— RECORDS SHOWN —
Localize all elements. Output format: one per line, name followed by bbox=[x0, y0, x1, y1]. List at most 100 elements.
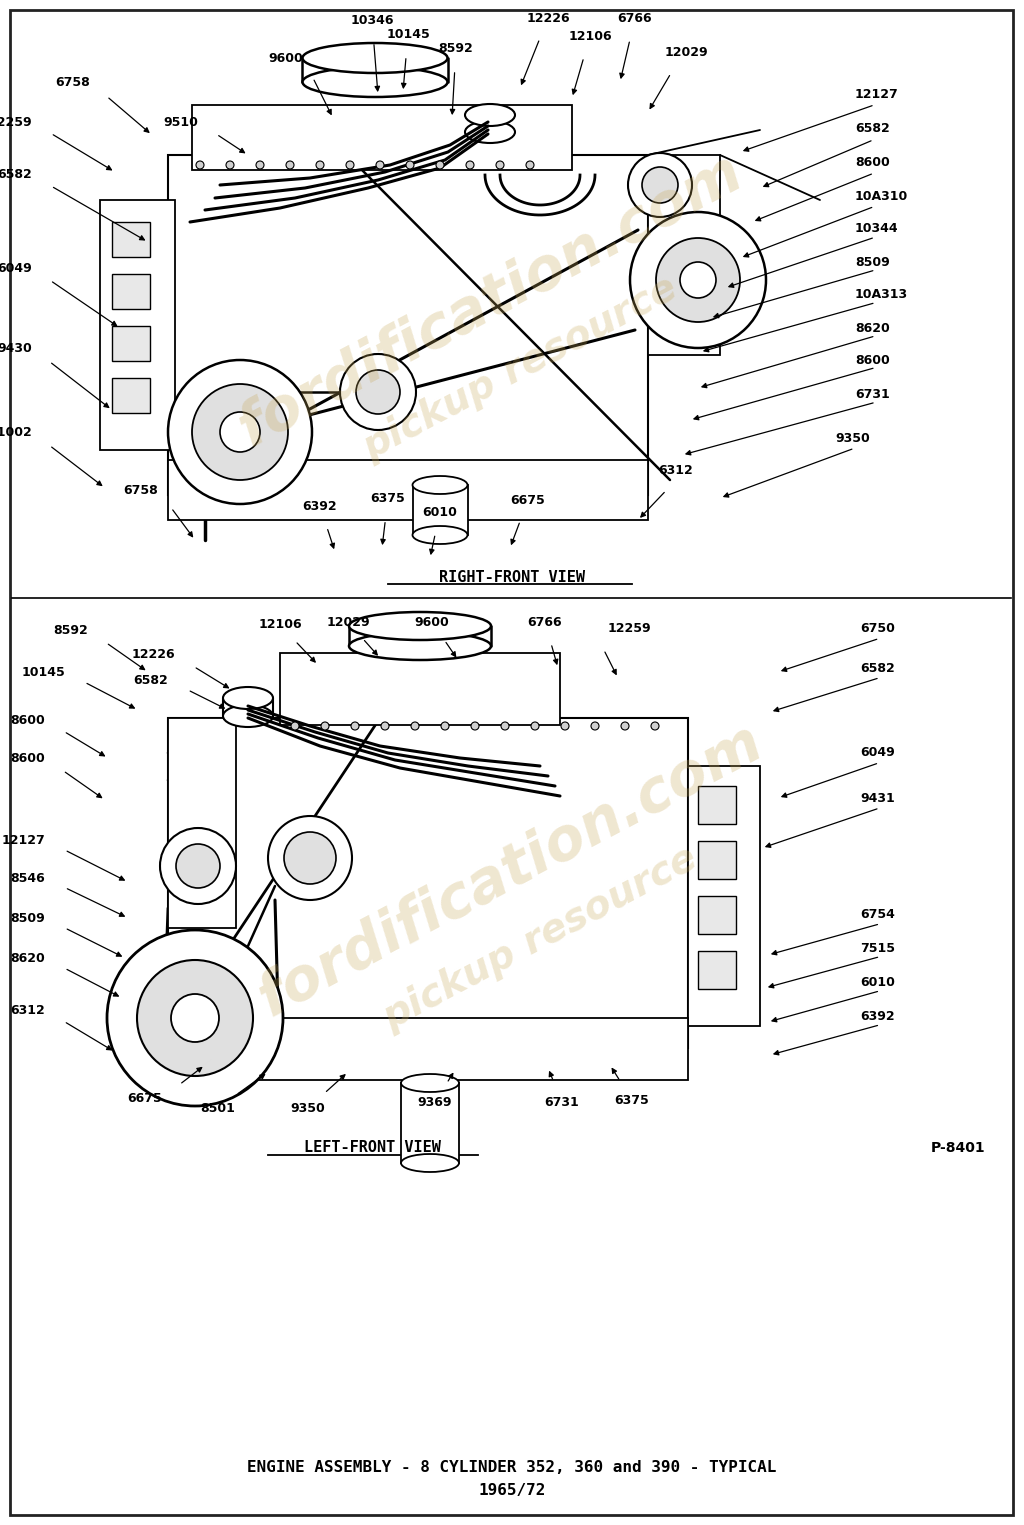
Text: 6675: 6675 bbox=[127, 1092, 162, 1104]
Circle shape bbox=[501, 721, 509, 730]
Text: 9600: 9600 bbox=[268, 52, 303, 64]
Circle shape bbox=[376, 162, 384, 169]
Circle shape bbox=[656, 238, 740, 322]
Circle shape bbox=[220, 412, 260, 451]
Circle shape bbox=[286, 162, 294, 169]
Text: RIGHT-FRONT VIEW: RIGHT-FRONT VIEW bbox=[439, 569, 585, 584]
Text: 6375: 6375 bbox=[614, 1093, 649, 1107]
Text: 10344: 10344 bbox=[855, 221, 899, 235]
Circle shape bbox=[651, 721, 659, 730]
Bar bbox=[90, 613, 790, 1144]
Bar bbox=[168, 718, 236, 929]
Text: 12106: 12106 bbox=[568, 29, 611, 43]
Text: 9430: 9430 bbox=[0, 342, 32, 354]
Text: 10A310: 10A310 bbox=[855, 189, 908, 203]
Circle shape bbox=[436, 162, 444, 169]
Circle shape bbox=[441, 721, 449, 730]
Ellipse shape bbox=[223, 705, 273, 727]
Bar bbox=[401, 1083, 459, 1164]
Circle shape bbox=[291, 721, 299, 730]
Text: 6582: 6582 bbox=[0, 168, 32, 181]
Text: 8509: 8509 bbox=[855, 256, 890, 268]
Text: 12127: 12127 bbox=[855, 88, 899, 102]
Text: 12259: 12259 bbox=[608, 622, 651, 634]
Text: 9350: 9350 bbox=[835, 432, 869, 444]
Text: 6010: 6010 bbox=[860, 976, 895, 988]
Circle shape bbox=[351, 721, 359, 730]
Text: 6049: 6049 bbox=[860, 746, 895, 758]
Circle shape bbox=[466, 162, 474, 169]
Text: 6375: 6375 bbox=[371, 491, 406, 505]
Circle shape bbox=[106, 930, 283, 1106]
Circle shape bbox=[284, 833, 336, 884]
Circle shape bbox=[176, 843, 220, 888]
Ellipse shape bbox=[349, 612, 490, 640]
Circle shape bbox=[381, 721, 389, 730]
Circle shape bbox=[316, 162, 324, 169]
Text: 6312: 6312 bbox=[658, 464, 693, 476]
Text: pickup resource: pickup resource bbox=[376, 839, 703, 1037]
Text: 8620: 8620 bbox=[855, 322, 890, 334]
Text: 8509: 8509 bbox=[10, 912, 45, 924]
Circle shape bbox=[628, 152, 692, 217]
Circle shape bbox=[226, 162, 234, 169]
Text: 6312: 6312 bbox=[10, 1003, 45, 1017]
Text: 6582: 6582 bbox=[860, 662, 895, 674]
Circle shape bbox=[411, 721, 419, 730]
Text: 12226: 12226 bbox=[131, 648, 175, 662]
Text: 8600: 8600 bbox=[855, 354, 890, 366]
Circle shape bbox=[471, 721, 479, 730]
Text: 6392: 6392 bbox=[303, 500, 337, 512]
Text: 1965/72: 1965/72 bbox=[478, 1482, 546, 1498]
Text: 8546: 8546 bbox=[10, 871, 45, 884]
Ellipse shape bbox=[401, 1154, 459, 1173]
Circle shape bbox=[168, 360, 312, 503]
Text: 7515: 7515 bbox=[860, 941, 895, 955]
Text: 12259: 12259 bbox=[0, 116, 32, 128]
Text: 8620: 8620 bbox=[10, 952, 45, 964]
Text: 8600: 8600 bbox=[10, 714, 45, 726]
Text: pickup resource: pickup resource bbox=[356, 268, 684, 467]
Circle shape bbox=[630, 212, 766, 348]
Text: 6582: 6582 bbox=[855, 122, 890, 134]
Circle shape bbox=[526, 162, 534, 169]
Bar bbox=[100, 200, 175, 450]
Bar bbox=[688, 766, 760, 1026]
Bar bbox=[112, 223, 150, 258]
Text: 10A313: 10A313 bbox=[855, 288, 908, 302]
Text: 6675: 6675 bbox=[511, 494, 546, 506]
Text: 6758: 6758 bbox=[55, 76, 90, 88]
Ellipse shape bbox=[413, 476, 468, 494]
Bar bbox=[698, 785, 736, 824]
Circle shape bbox=[356, 371, 400, 413]
Bar bbox=[698, 840, 736, 878]
Bar bbox=[648, 156, 720, 355]
Bar bbox=[280, 653, 560, 724]
Text: 10145: 10145 bbox=[22, 665, 65, 679]
Bar bbox=[168, 718, 688, 1048]
Circle shape bbox=[531, 721, 539, 730]
Ellipse shape bbox=[401, 1074, 459, 1092]
Circle shape bbox=[680, 262, 716, 297]
Text: fordification.com: fordification.com bbox=[248, 712, 772, 1028]
Text: 6582: 6582 bbox=[133, 674, 168, 686]
Ellipse shape bbox=[223, 686, 273, 709]
Circle shape bbox=[406, 162, 414, 169]
Text: 9510: 9510 bbox=[163, 116, 198, 128]
Text: 6049: 6049 bbox=[0, 261, 32, 274]
Circle shape bbox=[642, 168, 678, 203]
Text: P-8401: P-8401 bbox=[931, 1141, 985, 1154]
Circle shape bbox=[346, 162, 354, 169]
Text: 6758: 6758 bbox=[123, 483, 158, 497]
Circle shape bbox=[193, 384, 288, 480]
Text: 9369: 9369 bbox=[418, 1095, 453, 1109]
Text: 12029: 12029 bbox=[327, 616, 370, 628]
Circle shape bbox=[340, 354, 416, 430]
Text: 10346: 10346 bbox=[350, 14, 394, 26]
Circle shape bbox=[196, 162, 204, 169]
Ellipse shape bbox=[413, 526, 468, 544]
Bar bbox=[112, 326, 150, 361]
Bar bbox=[112, 378, 150, 413]
Circle shape bbox=[160, 828, 236, 904]
Text: 9600: 9600 bbox=[415, 616, 450, 628]
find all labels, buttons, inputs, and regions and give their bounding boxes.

— WHAT THE TASK REQUIRES —
Please put every line of the rows above into a numbered list, skipping any blank lines and omitting the pictures.

— RESPONSE TO THIS TASK —
1. Localize all elements. Output format: one per line, name followed by bbox=[x0, y0, x1, y1]. List at most 100 elements.
2. Text: 6675: 6675 bbox=[127, 1092, 162, 1104]
3. Circle shape bbox=[501, 721, 509, 730]
4. Text: 9600: 9600 bbox=[268, 52, 303, 64]
5. Circle shape bbox=[376, 162, 384, 169]
6. Circle shape bbox=[656, 238, 740, 322]
7. Circle shape bbox=[220, 412, 260, 451]
8. Circle shape bbox=[286, 162, 294, 169]
9. Text: RIGHT-FRONT VIEW: RIGHT-FRONT VIEW bbox=[439, 569, 585, 584]
10. Text: 6375: 6375 bbox=[614, 1093, 649, 1107]
11. Text: 10344: 10344 bbox=[855, 221, 899, 235]
12. Circle shape bbox=[651, 721, 659, 730]
13. Bar bbox=[90, 613, 790, 1144]
14. Bar bbox=[168, 718, 236, 929]
15. Text: 12106: 12106 bbox=[568, 29, 611, 43]
16. Text: 9430: 9430 bbox=[0, 342, 32, 354]
17. Text: 10A310: 10A310 bbox=[855, 189, 908, 203]
18. Circle shape bbox=[436, 162, 444, 169]
19. Circle shape bbox=[441, 721, 449, 730]
20. Ellipse shape bbox=[223, 705, 273, 727]
21. Bar bbox=[401, 1083, 459, 1164]
22. Circle shape bbox=[291, 721, 299, 730]
23. Text: 6582: 6582 bbox=[0, 168, 32, 181]
24. Text: 8509: 8509 bbox=[855, 256, 890, 268]
25. Text: 12127: 12127 bbox=[855, 88, 899, 102]
26. Text: 12259: 12259 bbox=[608, 622, 651, 634]
27. Text: 9350: 9350 bbox=[835, 432, 869, 444]
28. Text: 6010: 6010 bbox=[860, 976, 895, 988]
29. Circle shape bbox=[351, 721, 359, 730]
30. Text: 6049: 6049 bbox=[860, 746, 895, 758]
31. Circle shape bbox=[466, 162, 474, 169]
32. Text: 6375: 6375 bbox=[371, 491, 406, 505]
33. Circle shape bbox=[106, 930, 283, 1106]
34. Circle shape bbox=[284, 833, 336, 884]
35. Circle shape bbox=[176, 843, 220, 888]
36. Ellipse shape bbox=[349, 612, 490, 640]
37. Circle shape bbox=[381, 721, 389, 730]
38. Circle shape bbox=[316, 162, 324, 169]
39. Text: 6312: 6312 bbox=[658, 464, 693, 476]
40. Text: pickup resource: pickup resource bbox=[376, 839, 703, 1037]
41. Text: 8620: 8620 bbox=[855, 322, 890, 334]
42. Text: 8509: 8509 bbox=[10, 912, 45, 924]
43. Circle shape bbox=[628, 152, 692, 217]
44. Circle shape bbox=[226, 162, 234, 169]
45. Text: 6312: 6312 bbox=[10, 1003, 45, 1017]
46. Text: 6582: 6582 bbox=[860, 662, 895, 674]
47. Circle shape bbox=[411, 721, 419, 730]
48. Text: 12226: 12226 bbox=[131, 648, 175, 662]
49. Text: 8600: 8600 bbox=[855, 354, 890, 366]
50. Circle shape bbox=[471, 721, 479, 730]
51. Text: 6392: 6392 bbox=[303, 500, 337, 512]
52. Text: 1965/72: 1965/72 bbox=[478, 1482, 546, 1498]
53. Text: 8546: 8546 bbox=[10, 871, 45, 884]
54. Ellipse shape bbox=[401, 1154, 459, 1173]
55. Circle shape bbox=[168, 360, 312, 503]
56. Text: 7515: 7515 bbox=[860, 941, 895, 955]
57. Text: 12259: 12259 bbox=[0, 116, 32, 128]
58. Text: 8620: 8620 bbox=[10, 952, 45, 964]
59. Text: 8600: 8600 bbox=[10, 714, 45, 726]
60. Text: pickup resource: pickup resource bbox=[356, 268, 684, 467]
61. Circle shape bbox=[630, 212, 766, 348]
62. Text: 6582: 6582 bbox=[855, 122, 890, 134]
63. Circle shape bbox=[526, 162, 534, 169]
64. Bar bbox=[100, 200, 175, 450]
65. Bar bbox=[688, 766, 760, 1026]
66. Bar bbox=[112, 223, 150, 258]
67. Text: 10A313: 10A313 bbox=[855, 288, 908, 302]
68. Text: 6675: 6675 bbox=[511, 494, 546, 506]
69. Text: 6758: 6758 bbox=[55, 76, 90, 88]
70. Ellipse shape bbox=[413, 476, 468, 494]
71. Bar bbox=[698, 785, 736, 824]
72. Circle shape bbox=[356, 371, 400, 413]
73. Bar bbox=[698, 840, 736, 878]
74. Bar bbox=[648, 156, 720, 355]
75. Bar bbox=[280, 653, 560, 724]
76. Text: 10145: 10145 bbox=[22, 665, 65, 679]
77. Bar bbox=[168, 718, 688, 1048]
78. Circle shape bbox=[531, 721, 539, 730]
79. Ellipse shape bbox=[401, 1074, 459, 1092]
80. Circle shape bbox=[680, 262, 716, 297]
81. Text: fordification.com: fordification.com bbox=[248, 712, 772, 1028]
82. Text: 6582: 6582 bbox=[133, 674, 168, 686]
83. Ellipse shape bbox=[223, 686, 273, 709]
84. Circle shape bbox=[406, 162, 414, 169]
85. Text: 9510: 9510 bbox=[163, 116, 198, 128]
86. Text: 6049: 6049 bbox=[0, 261, 32, 274]
87. Circle shape bbox=[642, 168, 678, 203]
88. Text: P-8401: P-8401 bbox=[931, 1141, 985, 1154]
89. Circle shape bbox=[346, 162, 354, 169]
90. Text: 6758: 6758 bbox=[123, 483, 158, 497]
91. Circle shape bbox=[193, 384, 288, 480]
92. Text: 9369: 9369 bbox=[418, 1095, 453, 1109]
93. Text: 12029: 12029 bbox=[327, 616, 370, 628]
94. Circle shape bbox=[340, 354, 416, 430]
95. Text: 10346: 10346 bbox=[350, 14, 394, 26]
96. Circle shape bbox=[196, 162, 204, 169]
97. Ellipse shape bbox=[413, 526, 468, 544]
98. Bar bbox=[112, 326, 150, 361]
99. Bar bbox=[112, 378, 150, 413]
100. Circle shape bbox=[160, 828, 236, 904]
101. Text: 9600: 9600 bbox=[415, 616, 450, 628]
102. find all labels, buttons, inputs, and regions and give their bounding boxes.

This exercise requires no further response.